» **Goal of the exercise**:
Repeat every line below exactly, word for word.

·····

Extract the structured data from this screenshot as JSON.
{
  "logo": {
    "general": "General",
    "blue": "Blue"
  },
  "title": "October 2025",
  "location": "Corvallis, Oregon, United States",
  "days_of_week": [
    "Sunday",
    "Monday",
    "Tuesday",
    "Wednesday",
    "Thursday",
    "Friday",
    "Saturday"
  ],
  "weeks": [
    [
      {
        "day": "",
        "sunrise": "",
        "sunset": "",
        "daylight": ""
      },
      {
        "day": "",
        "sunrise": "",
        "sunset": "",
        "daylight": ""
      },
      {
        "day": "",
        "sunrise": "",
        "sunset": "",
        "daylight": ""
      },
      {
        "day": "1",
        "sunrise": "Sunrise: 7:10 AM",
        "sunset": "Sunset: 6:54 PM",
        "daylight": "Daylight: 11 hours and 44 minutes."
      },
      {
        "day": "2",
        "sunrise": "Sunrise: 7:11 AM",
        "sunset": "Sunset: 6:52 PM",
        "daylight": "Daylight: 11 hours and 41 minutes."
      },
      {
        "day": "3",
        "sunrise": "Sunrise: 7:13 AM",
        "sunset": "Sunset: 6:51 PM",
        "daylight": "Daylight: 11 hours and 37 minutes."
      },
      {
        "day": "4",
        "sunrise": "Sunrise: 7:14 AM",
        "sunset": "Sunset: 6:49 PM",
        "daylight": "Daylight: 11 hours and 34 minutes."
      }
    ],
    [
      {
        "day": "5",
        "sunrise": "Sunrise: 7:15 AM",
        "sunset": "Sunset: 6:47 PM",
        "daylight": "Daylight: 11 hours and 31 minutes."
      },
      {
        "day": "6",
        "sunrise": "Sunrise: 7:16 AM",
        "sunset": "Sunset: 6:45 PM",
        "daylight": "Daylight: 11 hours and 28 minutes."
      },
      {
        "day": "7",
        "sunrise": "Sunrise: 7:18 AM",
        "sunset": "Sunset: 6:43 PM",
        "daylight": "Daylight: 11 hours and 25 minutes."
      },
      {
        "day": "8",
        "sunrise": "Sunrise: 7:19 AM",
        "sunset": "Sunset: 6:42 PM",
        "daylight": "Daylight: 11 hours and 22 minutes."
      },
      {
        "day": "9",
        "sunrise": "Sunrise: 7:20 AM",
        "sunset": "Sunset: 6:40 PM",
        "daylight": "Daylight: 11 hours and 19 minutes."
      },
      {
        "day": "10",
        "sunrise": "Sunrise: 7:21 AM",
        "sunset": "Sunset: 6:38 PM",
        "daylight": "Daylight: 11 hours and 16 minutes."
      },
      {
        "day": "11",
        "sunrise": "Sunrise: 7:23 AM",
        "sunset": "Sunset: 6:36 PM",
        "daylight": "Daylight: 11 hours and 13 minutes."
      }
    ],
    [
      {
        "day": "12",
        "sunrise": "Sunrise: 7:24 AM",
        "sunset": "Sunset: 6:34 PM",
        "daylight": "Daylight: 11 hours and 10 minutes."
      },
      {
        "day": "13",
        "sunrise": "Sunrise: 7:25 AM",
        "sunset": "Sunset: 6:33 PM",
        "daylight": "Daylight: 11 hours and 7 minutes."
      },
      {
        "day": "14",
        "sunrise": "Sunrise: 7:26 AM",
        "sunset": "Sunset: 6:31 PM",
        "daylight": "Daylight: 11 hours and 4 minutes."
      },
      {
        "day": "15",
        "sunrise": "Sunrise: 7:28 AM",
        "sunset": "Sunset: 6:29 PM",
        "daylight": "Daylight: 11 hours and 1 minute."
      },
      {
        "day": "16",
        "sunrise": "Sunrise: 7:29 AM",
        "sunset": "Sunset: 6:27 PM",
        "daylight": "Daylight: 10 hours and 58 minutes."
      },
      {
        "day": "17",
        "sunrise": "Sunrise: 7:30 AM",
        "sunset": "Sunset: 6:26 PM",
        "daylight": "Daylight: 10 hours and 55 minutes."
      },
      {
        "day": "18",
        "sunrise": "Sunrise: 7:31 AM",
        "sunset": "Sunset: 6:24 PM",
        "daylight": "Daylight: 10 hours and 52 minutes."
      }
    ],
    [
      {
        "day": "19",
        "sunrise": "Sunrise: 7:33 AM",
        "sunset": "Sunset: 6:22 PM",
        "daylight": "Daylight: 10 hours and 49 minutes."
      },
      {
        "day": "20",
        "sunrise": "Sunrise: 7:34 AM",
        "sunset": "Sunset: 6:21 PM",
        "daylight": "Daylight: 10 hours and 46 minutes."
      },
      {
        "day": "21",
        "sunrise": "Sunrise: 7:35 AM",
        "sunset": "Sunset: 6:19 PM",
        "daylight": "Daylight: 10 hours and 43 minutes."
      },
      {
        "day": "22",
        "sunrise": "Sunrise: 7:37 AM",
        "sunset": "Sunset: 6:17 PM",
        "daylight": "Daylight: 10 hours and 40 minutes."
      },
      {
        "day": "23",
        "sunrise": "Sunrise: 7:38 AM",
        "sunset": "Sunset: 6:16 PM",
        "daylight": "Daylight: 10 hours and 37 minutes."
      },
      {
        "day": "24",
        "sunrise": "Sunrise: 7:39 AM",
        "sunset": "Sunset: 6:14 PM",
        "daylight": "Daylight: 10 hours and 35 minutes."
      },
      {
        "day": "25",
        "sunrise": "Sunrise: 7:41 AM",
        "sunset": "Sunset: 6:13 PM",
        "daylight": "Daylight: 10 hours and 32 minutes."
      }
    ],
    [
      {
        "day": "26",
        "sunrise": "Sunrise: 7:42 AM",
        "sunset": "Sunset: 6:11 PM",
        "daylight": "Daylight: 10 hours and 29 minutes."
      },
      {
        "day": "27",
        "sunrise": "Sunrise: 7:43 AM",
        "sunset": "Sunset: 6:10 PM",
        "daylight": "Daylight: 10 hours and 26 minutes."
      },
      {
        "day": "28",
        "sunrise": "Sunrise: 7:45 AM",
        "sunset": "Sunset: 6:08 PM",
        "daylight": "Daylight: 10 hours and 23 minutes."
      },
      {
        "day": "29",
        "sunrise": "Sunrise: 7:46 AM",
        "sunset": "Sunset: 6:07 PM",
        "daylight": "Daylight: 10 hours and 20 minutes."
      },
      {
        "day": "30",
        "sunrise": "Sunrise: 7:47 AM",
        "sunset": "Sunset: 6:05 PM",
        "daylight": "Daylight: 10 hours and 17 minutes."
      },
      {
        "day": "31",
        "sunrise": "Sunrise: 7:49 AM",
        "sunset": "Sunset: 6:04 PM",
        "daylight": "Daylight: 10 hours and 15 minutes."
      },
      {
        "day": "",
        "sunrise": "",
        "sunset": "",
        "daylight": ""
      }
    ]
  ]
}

·····

» **Final answer**:
Extract the structured data from this screenshot as JSON.
{
  "logo": {
    "general": "General",
    "blue": "Blue"
  },
  "title": "October 2025",
  "location": "Corvallis, Oregon, United States",
  "days_of_week": [
    "Sunday",
    "Monday",
    "Tuesday",
    "Wednesday",
    "Thursday",
    "Friday",
    "Saturday"
  ],
  "weeks": [
    [
      {
        "day": "",
        "sunrise": "",
        "sunset": "",
        "daylight": ""
      },
      {
        "day": "",
        "sunrise": "",
        "sunset": "",
        "daylight": ""
      },
      {
        "day": "",
        "sunrise": "",
        "sunset": "",
        "daylight": ""
      },
      {
        "day": "1",
        "sunrise": "Sunrise: 7:10 AM",
        "sunset": "Sunset: 6:54 PM",
        "daylight": "Daylight: 11 hours and 44 minutes."
      },
      {
        "day": "2",
        "sunrise": "Sunrise: 7:11 AM",
        "sunset": "Sunset: 6:52 PM",
        "daylight": "Daylight: 11 hours and 41 minutes."
      },
      {
        "day": "3",
        "sunrise": "Sunrise: 7:13 AM",
        "sunset": "Sunset: 6:51 PM",
        "daylight": "Daylight: 11 hours and 37 minutes."
      },
      {
        "day": "4",
        "sunrise": "Sunrise: 7:14 AM",
        "sunset": "Sunset: 6:49 PM",
        "daylight": "Daylight: 11 hours and 34 minutes."
      }
    ],
    [
      {
        "day": "5",
        "sunrise": "Sunrise: 7:15 AM",
        "sunset": "Sunset: 6:47 PM",
        "daylight": "Daylight: 11 hours and 31 minutes."
      },
      {
        "day": "6",
        "sunrise": "Sunrise: 7:16 AM",
        "sunset": "Sunset: 6:45 PM",
        "daylight": "Daylight: 11 hours and 28 minutes."
      },
      {
        "day": "7",
        "sunrise": "Sunrise: 7:18 AM",
        "sunset": "Sunset: 6:43 PM",
        "daylight": "Daylight: 11 hours and 25 minutes."
      },
      {
        "day": "8",
        "sunrise": "Sunrise: 7:19 AM",
        "sunset": "Sunset: 6:42 PM",
        "daylight": "Daylight: 11 hours and 22 minutes."
      },
      {
        "day": "9",
        "sunrise": "Sunrise: 7:20 AM",
        "sunset": "Sunset: 6:40 PM",
        "daylight": "Daylight: 11 hours and 19 minutes."
      },
      {
        "day": "10",
        "sunrise": "Sunrise: 7:21 AM",
        "sunset": "Sunset: 6:38 PM",
        "daylight": "Daylight: 11 hours and 16 minutes."
      },
      {
        "day": "11",
        "sunrise": "Sunrise: 7:23 AM",
        "sunset": "Sunset: 6:36 PM",
        "daylight": "Daylight: 11 hours and 13 minutes."
      }
    ],
    [
      {
        "day": "12",
        "sunrise": "Sunrise: 7:24 AM",
        "sunset": "Sunset: 6:34 PM",
        "daylight": "Daylight: 11 hours and 10 minutes."
      },
      {
        "day": "13",
        "sunrise": "Sunrise: 7:25 AM",
        "sunset": "Sunset: 6:33 PM",
        "daylight": "Daylight: 11 hours and 7 minutes."
      },
      {
        "day": "14",
        "sunrise": "Sunrise: 7:26 AM",
        "sunset": "Sunset: 6:31 PM",
        "daylight": "Daylight: 11 hours and 4 minutes."
      },
      {
        "day": "15",
        "sunrise": "Sunrise: 7:28 AM",
        "sunset": "Sunset: 6:29 PM",
        "daylight": "Daylight: 11 hours and 1 minute."
      },
      {
        "day": "16",
        "sunrise": "Sunrise: 7:29 AM",
        "sunset": "Sunset: 6:27 PM",
        "daylight": "Daylight: 10 hours and 58 minutes."
      },
      {
        "day": "17",
        "sunrise": "Sunrise: 7:30 AM",
        "sunset": "Sunset: 6:26 PM",
        "daylight": "Daylight: 10 hours and 55 minutes."
      },
      {
        "day": "18",
        "sunrise": "Sunrise: 7:31 AM",
        "sunset": "Sunset: 6:24 PM",
        "daylight": "Daylight: 10 hours and 52 minutes."
      }
    ],
    [
      {
        "day": "19",
        "sunrise": "Sunrise: 7:33 AM",
        "sunset": "Sunset: 6:22 PM",
        "daylight": "Daylight: 10 hours and 49 minutes."
      },
      {
        "day": "20",
        "sunrise": "Sunrise: 7:34 AM",
        "sunset": "Sunset: 6:21 PM",
        "daylight": "Daylight: 10 hours and 46 minutes."
      },
      {
        "day": "21",
        "sunrise": "Sunrise: 7:35 AM",
        "sunset": "Sunset: 6:19 PM",
        "daylight": "Daylight: 10 hours and 43 minutes."
      },
      {
        "day": "22",
        "sunrise": "Sunrise: 7:37 AM",
        "sunset": "Sunset: 6:17 PM",
        "daylight": "Daylight: 10 hours and 40 minutes."
      },
      {
        "day": "23",
        "sunrise": "Sunrise: 7:38 AM",
        "sunset": "Sunset: 6:16 PM",
        "daylight": "Daylight: 10 hours and 37 minutes."
      },
      {
        "day": "24",
        "sunrise": "Sunrise: 7:39 AM",
        "sunset": "Sunset: 6:14 PM",
        "daylight": "Daylight: 10 hours and 35 minutes."
      },
      {
        "day": "25",
        "sunrise": "Sunrise: 7:41 AM",
        "sunset": "Sunset: 6:13 PM",
        "daylight": "Daylight: 10 hours and 32 minutes."
      }
    ],
    [
      {
        "day": "26",
        "sunrise": "Sunrise: 7:42 AM",
        "sunset": "Sunset: 6:11 PM",
        "daylight": "Daylight: 10 hours and 29 minutes."
      },
      {
        "day": "27",
        "sunrise": "Sunrise: 7:43 AM",
        "sunset": "Sunset: 6:10 PM",
        "daylight": "Daylight: 10 hours and 26 minutes."
      },
      {
        "day": "28",
        "sunrise": "Sunrise: 7:45 AM",
        "sunset": "Sunset: 6:08 PM",
        "daylight": "Daylight: 10 hours and 23 minutes."
      },
      {
        "day": "29",
        "sunrise": "Sunrise: 7:46 AM",
        "sunset": "Sunset: 6:07 PM",
        "daylight": "Daylight: 10 hours and 20 minutes."
      },
      {
        "day": "30",
        "sunrise": "Sunrise: 7:47 AM",
        "sunset": "Sunset: 6:05 PM",
        "daylight": "Daylight: 10 hours and 17 minutes."
      },
      {
        "day": "31",
        "sunrise": "Sunrise: 7:49 AM",
        "sunset": "Sunset: 6:04 PM",
        "daylight": "Daylight: 10 hours and 15 minutes."
      },
      {
        "day": "",
        "sunrise": "",
        "sunset": "",
        "daylight": ""
      }
    ]
  ]
}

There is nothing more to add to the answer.